▸ 本文テキスト
********

高井研一郎先生といえば赤塚先生の初期の重要なブレーンで、後に独立してヒット作を多数生んだ実力作家ですが、ブレーン時代に同じくフジオプロ仲間の山内譲二先生と「太宰勉」という合作ペンネームで作品を発表していました。その仕事のいくつかは、そこそこの金を出せば古本で目にすることが出来ます。これが実際に読んでみると、赤塚作品の中で彼らがどんな役割を担っていたか、そして赤塚先生ご自身が抜きん出ていたのは何だったのか、それが浮かび上がってくるので、非常に興味深いものがあります。ギラついた派手なキャラたちが織りなすドタバタは一見、赤塚作品そのものですが、極めて表面的で深みの無い人物、ストーリーは見事にグダグダ、あの転げ落ちて行くような軽快なテンポもありません。一言で言えば時代の徒花で、エピソード1本通読するのも苦痛ですが、このケバケバしいC級感がまたたまらんのです。赤塚先生の真価は奇矯なキャラクターやドギツいギャグではなく、それらをキチンと読めるお話にまとめあげるストーリーテリングの才能だったのかなあと。イエスのクリス・スクワイアみたいなものですかね(てきとう)

そうそう、上の太宰勉「ジンクスちゃん」(曙出版)は貸本流れのボロボロの状態で800円でした。

********

▸ 記録データ
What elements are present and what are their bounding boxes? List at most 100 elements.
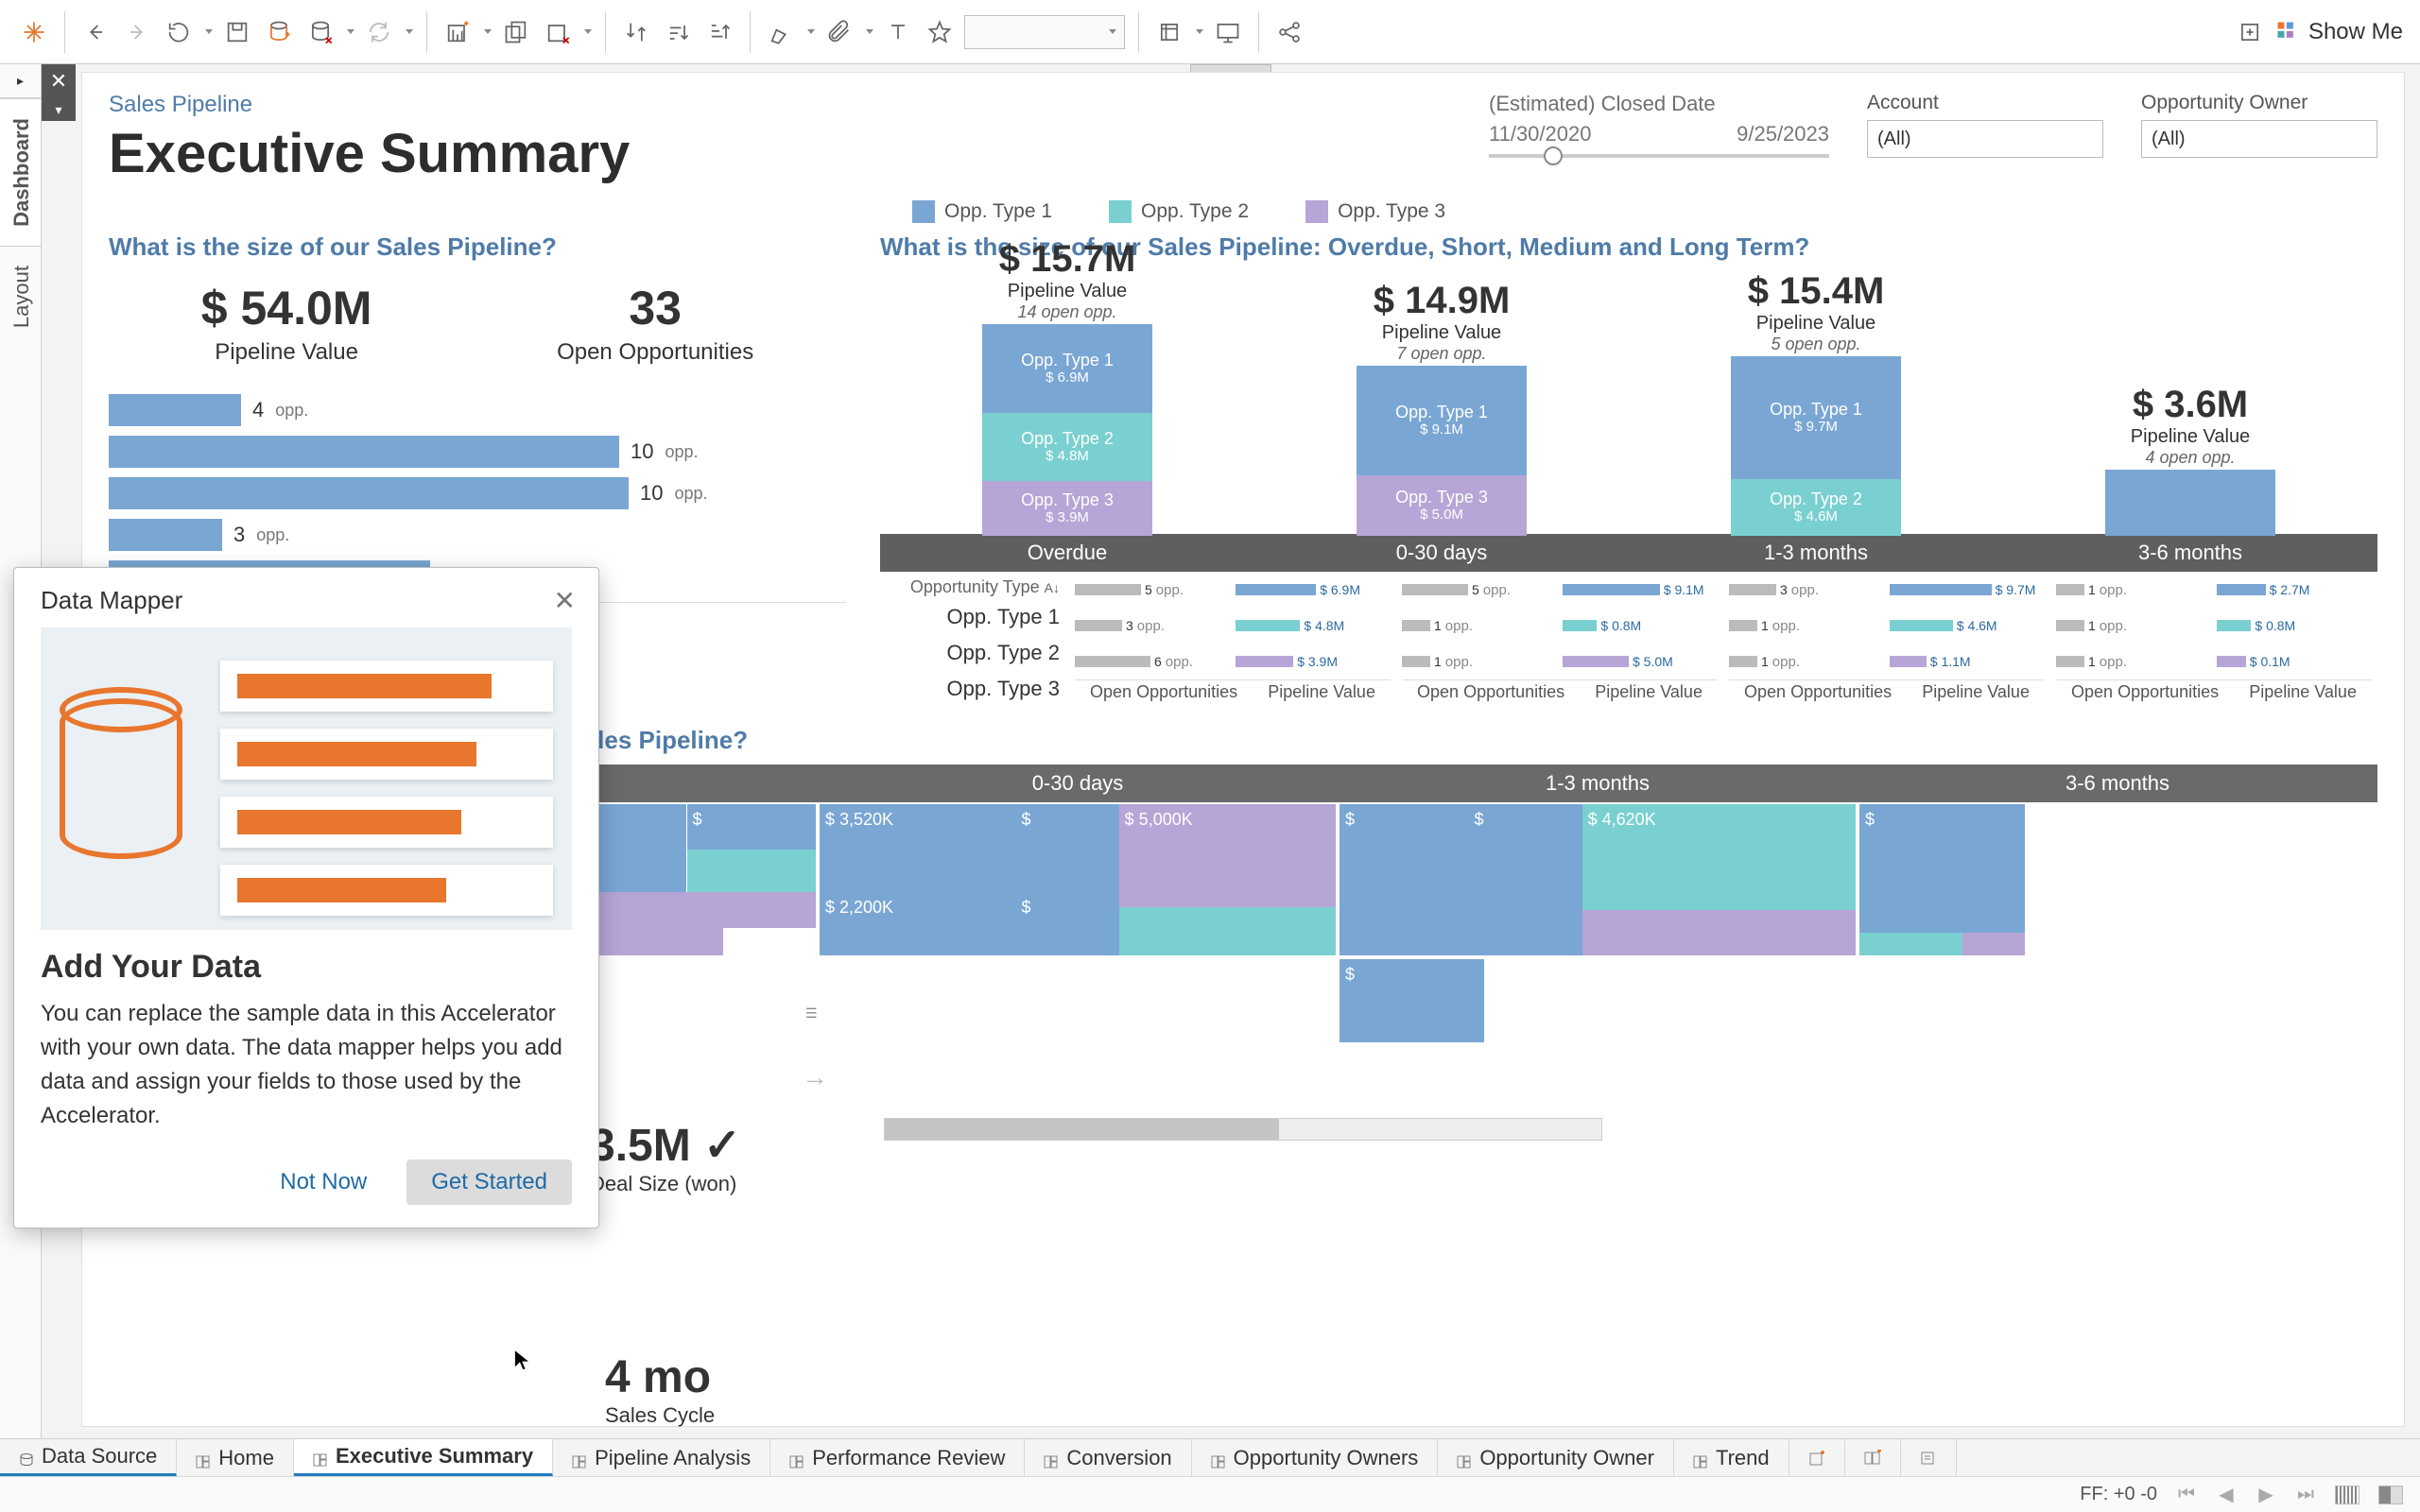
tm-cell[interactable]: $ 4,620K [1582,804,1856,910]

********

▸ 課題要件
赤塚作品のブレーンについての本文から、次の問いに答えてください。
(a) 高井研一郎先生と山内譲二先生が合作で作品を発表した際のペンネームは何ですか。
(b) 筆者は、赤塚先生の真価は何だったと述べていますか。
(c) 「ジンクスちゃん」の出版社名と、その本の価格はいくらですか。
本文の記述のみに基づいて解答してください。

▸ 解答全文
(a) 太宰勉
(b) 奇矯なキャラクターやドギツいギャグを、きちんと読めるお話にまとめあげるストーリーテリングの才能
(c) 曙出版、800円